Data excerpts:
= = =
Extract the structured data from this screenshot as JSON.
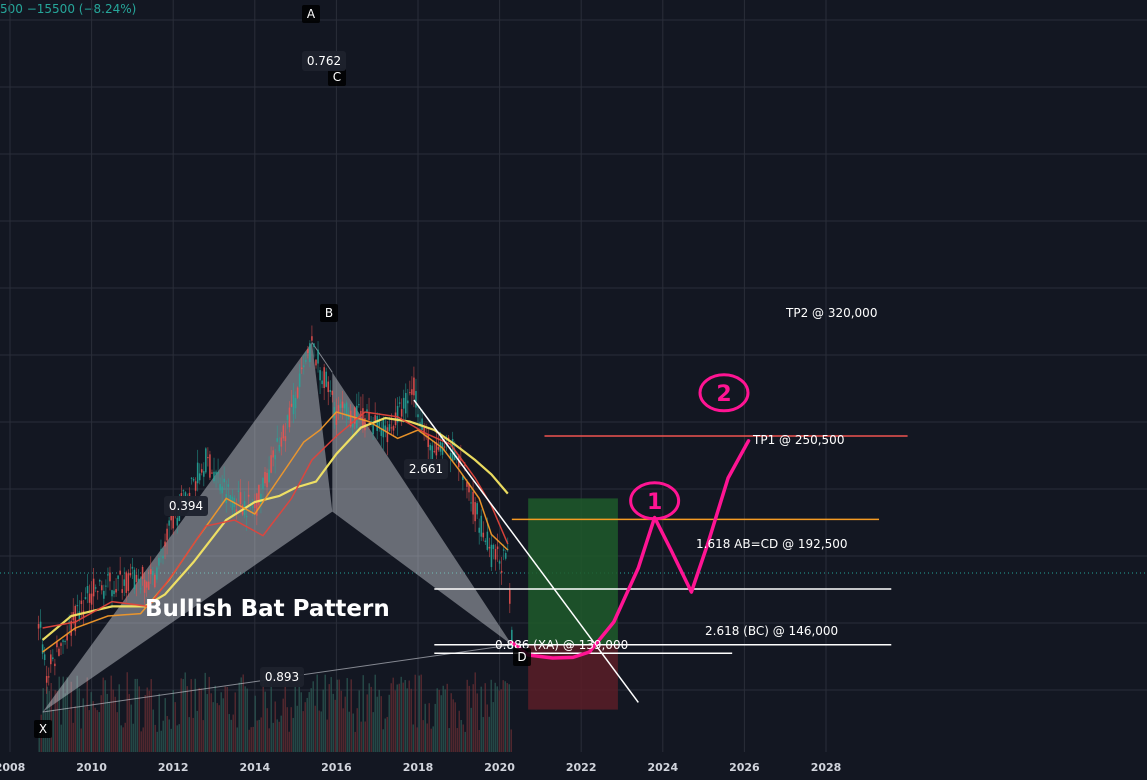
{
  "header": {
    "change_text": "500  −15500 (−8.24%)"
  },
  "colors": {
    "background": "#131722",
    "grid": "#2a2e39",
    "up_candle": "#26a69a",
    "down_candle": "#ef5350",
    "ma_yellow": "#f5e663",
    "ma_orange": "#f0982a",
    "ma_red": "#e0443c",
    "pattern_fill": "#d1d4dc",
    "annotation_pink": "#ff1493",
    "tp1_line": "#f59b23",
    "tp2_line": "#ef5350",
    "long_zone": "#1e5b2a",
    "stop_zone": "#5b1d27"
  },
  "chart_data": {
    "type": "line",
    "x_ticks": [
      "2008",
      "2010",
      "2012",
      "2014",
      "2016",
      "2018",
      "2020",
      "2022",
      "2024",
      "2026",
      "2028"
    ],
    "pattern": {
      "name": "Bullish Bat Pattern",
      "points": [
        {
          "label": "X",
          "x": 2008.8,
          "y": 90000
        },
        {
          "label": "A",
          "x": 2015.4,
          "y": 398000
        },
        {
          "label": "B",
          "x": 2015.9,
          "y": 257000
        },
        {
          "label": "C",
          "x": 2015.9,
          "y": 373000
        },
        {
          "label": "D",
          "x": 2020.3,
          "y": 146000
        }
      ],
      "ratios": [
        {
          "value": "0.762",
          "x": 2015.6,
          "y": 388000
        },
        {
          "value": "0.394",
          "x": 2011.7,
          "y": 178000
        },
        {
          "value": "2.661",
          "x": 2018.2,
          "y": 196000
        },
        {
          "value": "0.893",
          "x": 2014.6,
          "y": 116000
        }
      ]
    },
    "levels": [
      {
        "label": "TP2 @ 320,000",
        "value": 320000,
        "x_start": 2021.1,
        "x_end": 2030.0
      },
      {
        "label": "TP1 @ 250,500",
        "value": 250500,
        "x_start": 2020.3,
        "x_end": 2029.3
      },
      {
        "label": "1.618 AB=CD @ 192,500",
        "value": 192500,
        "x_start": 2018.4,
        "x_end": 2029.6
      },
      {
        "label": "2.618 (BC) @ 146,000",
        "value": 146000,
        "x_start": 2018.4,
        "x_end": 2029.6
      },
      {
        "label": "0.886 (XA) @ 139,000",
        "value": 139000,
        "x_start": 2018.4,
        "x_end": 2025.7
      }
    ],
    "trendline": {
      "x1": 2017.9,
      "y1": 350000,
      "x2": 2023.4,
      "y2": 98000
    },
    "projection_path": [
      [
        2020.3,
        148000
      ],
      [
        2020.7,
        137500
      ],
      [
        2021.3,
        135000
      ],
      [
        2021.8,
        135500
      ],
      [
        2022.2,
        140000
      ],
      [
        2022.8,
        165000
      ],
      [
        2023.4,
        210000
      ],
      [
        2023.8,
        252000
      ],
      [
        2024.2,
        225000
      ],
      [
        2024.7,
        190000
      ],
      [
        2025.1,
        230000
      ],
      [
        2025.6,
        285000
      ],
      [
        2026.1,
        316000
      ]
    ],
    "circle_annotations": [
      {
        "label": "1",
        "x": 2023.8,
        "y": 266000
      },
      {
        "label": "2",
        "x": 2025.5,
        "y": 356000
      }
    ],
    "trade_zones": {
      "long_top": 268000,
      "entry": 146000,
      "stop": 92000,
      "x_start": 2020.7,
      "x_end": 2022.9
    },
    "moving_averages": [
      {
        "name": "",
        "color_key": "ma_yellow",
        "points": [
          [
            2008.8,
            150000
          ],
          [
            2009.5,
            170000
          ],
          [
            2010.5,
            178000
          ],
          [
            2011.3,
            178000
          ],
          [
            2011.8,
            188000
          ],
          [
            2012.5,
            215000
          ],
          [
            2013.3,
            250000
          ],
          [
            2014.0,
            265000
          ],
          [
            2014.6,
            270000
          ],
          [
            2015.0,
            277000
          ],
          [
            2015.5,
            282000
          ],
          [
            2016.0,
            305000
          ],
          [
            2016.6,
            327000
          ],
          [
            2017.2,
            335000
          ],
          [
            2017.8,
            332000
          ],
          [
            2018.4,
            325000
          ],
          [
            2018.9,
            313000
          ],
          [
            2019.4,
            300000
          ],
          [
            2019.8,
            288000
          ],
          [
            2020.2,
            272000
          ]
        ]
      },
      {
        "name": "",
        "color_key": "ma_orange",
        "points": [
          [
            2008.8,
            140000
          ],
          [
            2009.6,
            160000
          ],
          [
            2010.4,
            170000
          ],
          [
            2011.2,
            172000
          ],
          [
            2011.9,
            200000
          ],
          [
            2012.6,
            235000
          ],
          [
            2013.3,
            268000
          ],
          [
            2014.0,
            255000
          ],
          [
            2014.7,
            290000
          ],
          [
            2015.2,
            315000
          ],
          [
            2015.6,
            325000
          ],
          [
            2016.0,
            340000
          ],
          [
            2016.8,
            332000
          ],
          [
            2017.5,
            318000
          ],
          [
            2018.0,
            325000
          ],
          [
            2018.6,
            310000
          ],
          [
            2019.0,
            292000
          ],
          [
            2019.5,
            268000
          ],
          [
            2019.8,
            238000
          ],
          [
            2020.2,
            225000
          ]
        ]
      },
      {
        "name": "",
        "color_key": "ma_red",
        "points": [
          [
            2008.8,
            160000
          ],
          [
            2009.6,
            165000
          ],
          [
            2010.5,
            182000
          ],
          [
            2011.4,
            178000
          ],
          [
            2012.1,
            210000
          ],
          [
            2012.8,
            245000
          ],
          [
            2013.5,
            250000
          ],
          [
            2014.2,
            237000
          ],
          [
            2014.9,
            268000
          ],
          [
            2015.4,
            300000
          ],
          [
            2016.0,
            320000
          ],
          [
            2016.7,
            340000
          ],
          [
            2017.5,
            336000
          ],
          [
            2018.2,
            322000
          ],
          [
            2018.8,
            313000
          ],
          [
            2019.4,
            285000
          ],
          [
            2019.8,
            262000
          ],
          [
            2020.2,
            230000
          ]
        ]
      }
    ]
  }
}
= = =
Work to complete:
Reproduce the full listing faithfully, but do not carry over any pictures.

Full response:
Extract the structured data from this screenshot as JSON.
{
  "header": {
    "change_text": "500  −15500 (−8.24%)"
  },
  "colors": {
    "background": "#131722",
    "grid": "#2a2e39",
    "up_candle": "#26a69a",
    "down_candle": "#ef5350",
    "ma_yellow": "#f5e663",
    "ma_orange": "#f0982a",
    "ma_red": "#e0443c",
    "pattern_fill": "#d1d4dc",
    "annotation_pink": "#ff1493",
    "tp1_line": "#f59b23",
    "tp2_line": "#ef5350",
    "long_zone": "#1e5b2a",
    "stop_zone": "#5b1d27"
  },
  "chart_data": {
    "type": "line",
    "x_ticks": [
      "2008",
      "2010",
      "2012",
      "2014",
      "2016",
      "2018",
      "2020",
      "2022",
      "2024",
      "2026",
      "2028"
    ],
    "pattern": {
      "name": "Bullish Bat Pattern",
      "points": [
        {
          "label": "X",
          "x": 2008.8,
          "y": 90000
        },
        {
          "label": "A",
          "x": 2015.4,
          "y": 398000
        },
        {
          "label": "B",
          "x": 2015.9,
          "y": 257000
        },
        {
          "label": "C",
          "x": 2015.9,
          "y": 373000
        },
        {
          "label": "D",
          "x": 2020.3,
          "y": 146000
        }
      ],
      "ratios": [
        {
          "value": "0.762",
          "x": 2015.6,
          "y": 388000
        },
        {
          "value": "0.394",
          "x": 2011.7,
          "y": 178000
        },
        {
          "value": "2.661",
          "x": 2018.2,
          "y": 196000
        },
        {
          "value": "0.893",
          "x": 2014.6,
          "y": 116000
        }
      ]
    },
    "levels": [
      {
        "label": "TP2 @ 320,000",
        "value": 320000,
        "x_start": 2021.1,
        "x_end": 2030.0
      },
      {
        "label": "TP1 @ 250,500",
        "value": 250500,
        "x_start": 2020.3,
        "x_end": 2029.3
      },
      {
        "label": "1.618 AB=CD @ 192,500",
        "value": 192500,
        "x_start": 2018.4,
        "x_end": 2029.6
      },
      {
        "label": "2.618 (BC) @ 146,000",
        "value": 146000,
        "x_start": 2018.4,
        "x_end": 2029.6
      },
      {
        "label": "0.886 (XA) @ 139,000",
        "value": 139000,
        "x_start": 2018.4,
        "x_end": 2025.7
      }
    ],
    "trendline": {
      "x1": 2017.9,
      "y1": 350000,
      "x2": 2023.4,
      "y2": 98000
    },
    "projection_path": [
      [
        2020.3,
        148000
      ],
      [
        2020.7,
        137500
      ],
      [
        2021.3,
        135000
      ],
      [
        2021.8,
        135500
      ],
      [
        2022.2,
        140000
      ],
      [
        2022.8,
        165000
      ],
      [
        2023.4,
        210000
      ],
      [
        2023.8,
        252000
      ],
      [
        2024.2,
        225000
      ],
      [
        2024.7,
        190000
      ],
      [
        2025.1,
        230000
      ],
      [
        2025.6,
        285000
      ],
      [
        2026.1,
        316000
      ]
    ],
    "circle_annotations": [
      {
        "label": "1",
        "x": 2023.8,
        "y": 266000
      },
      {
        "label": "2",
        "x": 2025.5,
        "y": 356000
      }
    ],
    "trade_zones": {
      "long_top": 268000,
      "entry": 146000,
      "stop": 92000,
      "x_start": 2020.7,
      "x_end": 2022.9
    },
    "moving_averages": [
      {
        "name": "",
        "color_key": "ma_yellow",
        "points": [
          [
            2008.8,
            150000
          ],
          [
            2009.5,
            170000
          ],
          [
            2010.5,
            178000
          ],
          [
            2011.3,
            178000
          ],
          [
            2011.8,
            188000
          ],
          [
            2012.5,
            215000
          ],
          [
            2013.3,
            250000
          ],
          [
            2014.0,
            265000
          ],
          [
            2014.6,
            270000
          ],
          [
            2015.0,
            277000
          ],
          [
            2015.5,
            282000
          ],
          [
            2016.0,
            305000
          ],
          [
            2016.6,
            327000
          ],
          [
            2017.2,
            335000
          ],
          [
            2017.8,
            332000
          ],
          [
            2018.4,
            325000
          ],
          [
            2018.9,
            313000
          ],
          [
            2019.4,
            300000
          ],
          [
            2019.8,
            288000
          ],
          [
            2020.2,
            272000
          ]
        ]
      },
      {
        "name": "",
        "color_key": "ma_orange",
        "points": [
          [
            2008.8,
            140000
          ],
          [
            2009.6,
            160000
          ],
          [
            2010.4,
            170000
          ],
          [
            2011.2,
            172000
          ],
          [
            2011.9,
            200000
          ],
          [
            2012.6,
            235000
          ],
          [
            2013.3,
            268000
          ],
          [
            2014.0,
            255000
          ],
          [
            2014.7,
            290000
          ],
          [
            2015.2,
            315000
          ],
          [
            2015.6,
            325000
          ],
          [
            2016.0,
            340000
          ],
          [
            2016.8,
            332000
          ],
          [
            2017.5,
            318000
          ],
          [
            2018.0,
            325000
          ],
          [
            2018.6,
            310000
          ],
          [
            2019.0,
            292000
          ],
          [
            2019.5,
            268000
          ],
          [
            2019.8,
            238000
          ],
          [
            2020.2,
            225000
          ]
        ]
      },
      {
        "name": "",
        "color_key": "ma_red",
        "points": [
          [
            2008.8,
            160000
          ],
          [
            2009.6,
            165000
          ],
          [
            2010.5,
            182000
          ],
          [
            2011.4,
            178000
          ],
          [
            2012.1,
            210000
          ],
          [
            2012.8,
            245000
          ],
          [
            2013.5,
            250000
          ],
          [
            2014.2,
            237000
          ],
          [
            2014.9,
            268000
          ],
          [
            2015.4,
            300000
          ],
          [
            2016.0,
            320000
          ],
          [
            2016.7,
            340000
          ],
          [
            2017.5,
            336000
          ],
          [
            2018.2,
            322000
          ],
          [
            2018.8,
            313000
          ],
          [
            2019.4,
            285000
          ],
          [
            2019.8,
            262000
          ],
          [
            2020.2,
            230000
          ]
        ]
      }
    ]
  }
}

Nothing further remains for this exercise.